AVAILABLE RECORDS

....

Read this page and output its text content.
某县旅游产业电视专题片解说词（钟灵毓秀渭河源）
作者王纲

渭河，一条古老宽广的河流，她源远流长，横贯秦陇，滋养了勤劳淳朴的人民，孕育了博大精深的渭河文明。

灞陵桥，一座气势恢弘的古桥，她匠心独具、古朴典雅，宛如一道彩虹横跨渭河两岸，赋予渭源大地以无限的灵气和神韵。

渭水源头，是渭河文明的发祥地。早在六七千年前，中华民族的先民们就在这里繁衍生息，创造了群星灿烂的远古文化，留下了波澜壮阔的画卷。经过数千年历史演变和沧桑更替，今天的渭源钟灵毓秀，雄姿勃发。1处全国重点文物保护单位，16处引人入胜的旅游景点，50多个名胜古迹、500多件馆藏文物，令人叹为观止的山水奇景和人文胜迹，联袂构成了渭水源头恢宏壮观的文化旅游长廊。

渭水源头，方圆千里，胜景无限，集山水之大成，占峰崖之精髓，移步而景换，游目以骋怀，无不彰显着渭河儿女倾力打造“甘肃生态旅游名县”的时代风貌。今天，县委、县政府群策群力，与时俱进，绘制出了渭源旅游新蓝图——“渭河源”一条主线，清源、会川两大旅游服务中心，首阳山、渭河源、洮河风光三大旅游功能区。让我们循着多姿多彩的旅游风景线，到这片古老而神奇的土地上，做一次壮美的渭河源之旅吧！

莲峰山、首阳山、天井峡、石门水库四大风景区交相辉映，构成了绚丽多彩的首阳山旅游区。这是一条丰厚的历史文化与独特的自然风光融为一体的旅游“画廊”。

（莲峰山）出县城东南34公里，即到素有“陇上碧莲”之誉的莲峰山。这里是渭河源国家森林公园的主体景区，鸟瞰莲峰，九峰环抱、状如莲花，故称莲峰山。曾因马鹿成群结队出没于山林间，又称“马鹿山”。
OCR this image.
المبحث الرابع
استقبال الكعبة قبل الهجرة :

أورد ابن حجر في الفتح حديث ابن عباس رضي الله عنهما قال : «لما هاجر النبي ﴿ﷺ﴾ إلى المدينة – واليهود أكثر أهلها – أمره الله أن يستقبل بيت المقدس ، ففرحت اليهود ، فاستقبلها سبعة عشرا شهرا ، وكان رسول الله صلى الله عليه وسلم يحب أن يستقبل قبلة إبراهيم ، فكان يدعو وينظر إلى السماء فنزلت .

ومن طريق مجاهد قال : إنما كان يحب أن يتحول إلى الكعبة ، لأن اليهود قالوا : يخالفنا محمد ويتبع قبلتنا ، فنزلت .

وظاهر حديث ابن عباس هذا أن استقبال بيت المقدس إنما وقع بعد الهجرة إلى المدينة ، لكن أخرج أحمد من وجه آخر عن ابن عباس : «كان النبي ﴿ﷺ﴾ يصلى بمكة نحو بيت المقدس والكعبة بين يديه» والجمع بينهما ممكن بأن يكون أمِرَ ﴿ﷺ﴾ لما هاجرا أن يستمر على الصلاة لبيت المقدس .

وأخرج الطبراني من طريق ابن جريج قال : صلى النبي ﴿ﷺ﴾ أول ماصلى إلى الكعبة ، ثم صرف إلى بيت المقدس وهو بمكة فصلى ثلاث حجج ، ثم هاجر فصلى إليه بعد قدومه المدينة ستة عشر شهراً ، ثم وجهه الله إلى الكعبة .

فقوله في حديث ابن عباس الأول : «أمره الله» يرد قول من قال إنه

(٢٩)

....

REQUIREMENT
Every line above needs to be retyped exactly.

CORRECT ANSWER
Read this page and output its text content.
某县旅游产业电视专题片解说词（钟灵毓秀渭河源）
作者王纲

渭河，一条古老宽广的河流，她源远流长，横贯秦陇，滋养了勤劳淳朴的人民，孕育了博大精深的渭河文明。

灞陵桥，一座气势恢弘的古桥，她匠心独具、古朴典雅，宛如一道彩虹横跨渭河两岸，赋予渭源大地以无限的灵气和神韵。

渭水源头，是渭河文明的发祥地。早在六七千年前，中华民族的先民们就在这里繁衍生息，创造了群星灿烂的远古文化，留下了波澜壮阔的画卷。经过数千年历史演变和沧桑更替，今天的渭源钟灵毓秀，雄姿勃发。1处全国重点文物保护单位，16处引人入胜的旅游景点，50多个名胜古迹、500多件馆藏文物，令人叹为观止的山水奇景和人文胜迹，联袂构成了渭水源头恢宏壮观的文化旅游长廊。

渭水源头，方圆千里，胜景无限，集山水之大成，占峰崖之精髓，移步而景换，游目以骋怀，无不彰显着渭河儿女倾力打造“甘肃生态旅游名县”的时代风貌。今天，县委、县政府群策群力，与时俱进，绘制出了渭源旅游新蓝图——“渭河源”一条主线，清源、会川两大旅游服务中心，首阳山、渭河源、洮河风光三大旅游功能区。让我们循着多姿多彩的旅游风景线，到这片古老而神奇的土地上，做一次壮美的渭河源之旅吧！

莲峰山、首阳山、天井峡、石门水库四大风景区交相辉映，构成了绚丽多彩的首阳山旅游区。这是一条丰厚的历史文化与独特的自然风光融为一体的旅游“画廊”。

（莲峰山）出县城东南34公里，即到素有“陇上碧莲”之誉的莲峰山。这里是渭河源国家森林公园的主体景区，鸟瞰莲峰，九峰环抱、状如莲花，故称莲峰山。曾因马鹿成群结队出没于山林间，又称“马鹿山”。
OCR this image.
المبحث الرابع
استقبال الكعبة قبل الهجرة :

أورد ابن حجر في الفتح حديث ابن عباس رضي الله عنهما قال : «لما هاجر النبي ﴿ﷺ﴾ إلى المدينة – واليهود أكثر أهلها – أمره الله أن يستقبل بيت المقدس ، ففرحت اليهود ، فاستقبلها سبعة عشرا شهرا ، وكان رسول الله صلى الله عليه وسلم يحب أن يستقبل قبلة إبراهيم ، فكان يدعو وينظر إلى السماء فنزلت .

ومن طريق مجاهد قال : إنما كان يحب أن يتحول إلى الكعبة ، لأن اليهود قالوا : يخالفنا محمد ويتبع قبلتنا ، فنزلت .

وظاهر حديث ابن عباس هذا أن استقبال بيت المقدس إنما وقع بعد الهجرة إلى المدينة ، لكن أخرج أحمد من وجه آخر عن ابن عباس : «كان النبي ﴿ﷺ﴾ يصلى بمكة نحو بيت المقدس والكعبة بين يديه» والجمع بينهما ممكن بأن يكون أمِرَ ﴿ﷺ﴾ لما هاجرا أن يستمر على الصلاة لبيت المقدس .

وأخرج الطبراني من طريق ابن جريج قال : صلى النبي ﴿ﷺ﴾ أول ماصلى إلى الكعبة ، ثم صرف إلى بيت المقدس وهو بمكة فصلى ثلاث حجج ، ثم هاجر فصلى إليه بعد قدومه المدينة ستة عشر شهراً ، ثم وجهه الله إلى الكعبة .

فقوله في حديث ابن عباس الأول : «أمره الله» يرد قول من قال إنه

(٢٩)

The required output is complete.